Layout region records

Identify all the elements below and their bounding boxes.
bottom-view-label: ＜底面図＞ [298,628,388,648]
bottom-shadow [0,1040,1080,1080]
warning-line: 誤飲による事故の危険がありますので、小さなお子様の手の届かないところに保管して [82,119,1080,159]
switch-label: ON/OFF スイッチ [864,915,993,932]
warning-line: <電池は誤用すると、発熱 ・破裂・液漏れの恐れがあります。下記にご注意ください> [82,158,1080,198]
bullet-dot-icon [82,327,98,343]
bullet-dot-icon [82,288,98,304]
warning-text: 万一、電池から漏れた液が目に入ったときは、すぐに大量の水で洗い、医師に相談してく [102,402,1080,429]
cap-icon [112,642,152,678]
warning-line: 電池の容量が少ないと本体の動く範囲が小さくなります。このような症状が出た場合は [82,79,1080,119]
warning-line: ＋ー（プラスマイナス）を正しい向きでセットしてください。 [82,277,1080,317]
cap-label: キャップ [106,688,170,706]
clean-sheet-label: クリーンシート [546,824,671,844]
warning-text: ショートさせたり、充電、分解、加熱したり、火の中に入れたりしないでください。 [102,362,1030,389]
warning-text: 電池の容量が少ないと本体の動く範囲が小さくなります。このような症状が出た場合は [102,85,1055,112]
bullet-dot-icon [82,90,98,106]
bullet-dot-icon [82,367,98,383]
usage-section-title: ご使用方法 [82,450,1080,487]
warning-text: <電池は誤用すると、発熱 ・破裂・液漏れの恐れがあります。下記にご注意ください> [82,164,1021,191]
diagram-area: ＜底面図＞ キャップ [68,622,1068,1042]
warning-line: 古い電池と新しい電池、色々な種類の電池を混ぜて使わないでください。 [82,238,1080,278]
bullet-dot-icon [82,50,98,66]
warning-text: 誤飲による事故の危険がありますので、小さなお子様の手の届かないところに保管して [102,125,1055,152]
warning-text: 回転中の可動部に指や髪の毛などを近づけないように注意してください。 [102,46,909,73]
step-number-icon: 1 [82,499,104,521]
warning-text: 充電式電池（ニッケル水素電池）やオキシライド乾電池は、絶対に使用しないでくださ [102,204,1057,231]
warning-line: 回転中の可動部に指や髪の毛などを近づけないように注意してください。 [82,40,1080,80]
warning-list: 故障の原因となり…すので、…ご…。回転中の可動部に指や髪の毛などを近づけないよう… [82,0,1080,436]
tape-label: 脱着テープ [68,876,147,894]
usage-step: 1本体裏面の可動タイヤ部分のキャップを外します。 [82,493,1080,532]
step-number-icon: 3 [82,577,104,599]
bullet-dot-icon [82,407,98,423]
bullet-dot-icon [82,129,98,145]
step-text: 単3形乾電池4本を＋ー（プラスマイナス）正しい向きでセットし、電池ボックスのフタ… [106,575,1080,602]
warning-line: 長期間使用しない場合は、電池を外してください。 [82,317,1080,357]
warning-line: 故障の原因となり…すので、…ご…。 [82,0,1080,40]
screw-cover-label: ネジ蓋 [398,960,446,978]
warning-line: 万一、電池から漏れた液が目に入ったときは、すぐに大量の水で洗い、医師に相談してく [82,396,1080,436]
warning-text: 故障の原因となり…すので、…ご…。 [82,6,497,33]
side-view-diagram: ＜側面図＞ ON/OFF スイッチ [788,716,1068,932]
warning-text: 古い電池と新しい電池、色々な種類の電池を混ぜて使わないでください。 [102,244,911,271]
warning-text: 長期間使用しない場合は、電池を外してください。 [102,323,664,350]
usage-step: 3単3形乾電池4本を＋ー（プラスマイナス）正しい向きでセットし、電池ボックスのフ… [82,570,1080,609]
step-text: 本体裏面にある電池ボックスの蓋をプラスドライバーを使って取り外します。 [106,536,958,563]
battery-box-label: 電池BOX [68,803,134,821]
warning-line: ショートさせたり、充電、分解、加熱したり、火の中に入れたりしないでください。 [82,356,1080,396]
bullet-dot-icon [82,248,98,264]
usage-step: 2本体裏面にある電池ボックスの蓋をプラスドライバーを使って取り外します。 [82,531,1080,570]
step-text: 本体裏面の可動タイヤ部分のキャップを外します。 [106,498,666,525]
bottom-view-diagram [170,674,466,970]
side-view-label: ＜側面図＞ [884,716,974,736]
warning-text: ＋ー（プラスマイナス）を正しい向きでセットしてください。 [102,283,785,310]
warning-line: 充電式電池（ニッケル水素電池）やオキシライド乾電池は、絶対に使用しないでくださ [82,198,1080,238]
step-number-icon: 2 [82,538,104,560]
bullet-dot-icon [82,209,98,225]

- REQUEST: Reproduce the records above verbatim, starting at their first line and ending with the line that contains "warning-text: 回転中の可動部に指や髪の毛などを近づけないように注意してください。 [102,46,909,73]", including that line.

- WRITTEN ANSWER:
Identify all the elements below and their bounding boxes.
bottom-view-label: ＜底面図＞ [298,628,388,648]
bottom-shadow [0,1040,1080,1080]
warning-line: 誤飲による事故の危険がありますので、小さなお子様の手の届かないところに保管して [82,119,1080,159]
switch-label: ON/OFF スイッチ [864,915,993,932]
warning-line: <電池は誤用すると、発熱 ・破裂・液漏れの恐れがあります。下記にご注意ください> [82,158,1080,198]
bullet-dot-icon [82,327,98,343]
bullet-dot-icon [82,288,98,304]
warning-text: 万一、電池から漏れた液が目に入ったときは、すぐに大量の水で洗い、医師に相談してく [102,402,1080,429]
cap-icon [112,642,152,678]
warning-line: 電池の容量が少ないと本体の動く範囲が小さくなります。このような症状が出た場合は [82,79,1080,119]
warning-line: ＋ー（プラスマイナス）を正しい向きでセットしてください。 [82,277,1080,317]
cap-label: キャップ [106,688,170,706]
clean-sheet-label: クリーンシート [546,824,671,844]
warning-text: ショートさせたり、充電、分解、加熱したり、火の中に入れたりしないでください。 [102,362,1030,389]
warning-text: 電池の容量が少ないと本体の動く範囲が小さくなります。このような症状が出た場合は [102,85,1055,112]
bullet-dot-icon [82,90,98,106]
bullet-dot-icon [82,367,98,383]
usage-section-title: ご使用方法 [82,450,1080,487]
warning-text: <電池は誤用すると、発熱 ・破裂・液漏れの恐れがあります。下記にご注意ください> [82,164,1021,191]
diagram-area: ＜底面図＞ キャップ [68,622,1068,1042]
warning-line: 古い電池と新しい電池、色々な種類の電池を混ぜて使わないでください。 [82,238,1080,278]
bullet-dot-icon [82,50,98,66]
warning-text: 誤飲による事故の危険がありますので、小さなお子様の手の届かないところに保管して [102,125,1055,152]
warning-text: 回転中の可動部に指や髪の毛などを近づけないように注意してください。 [102,46,909,73]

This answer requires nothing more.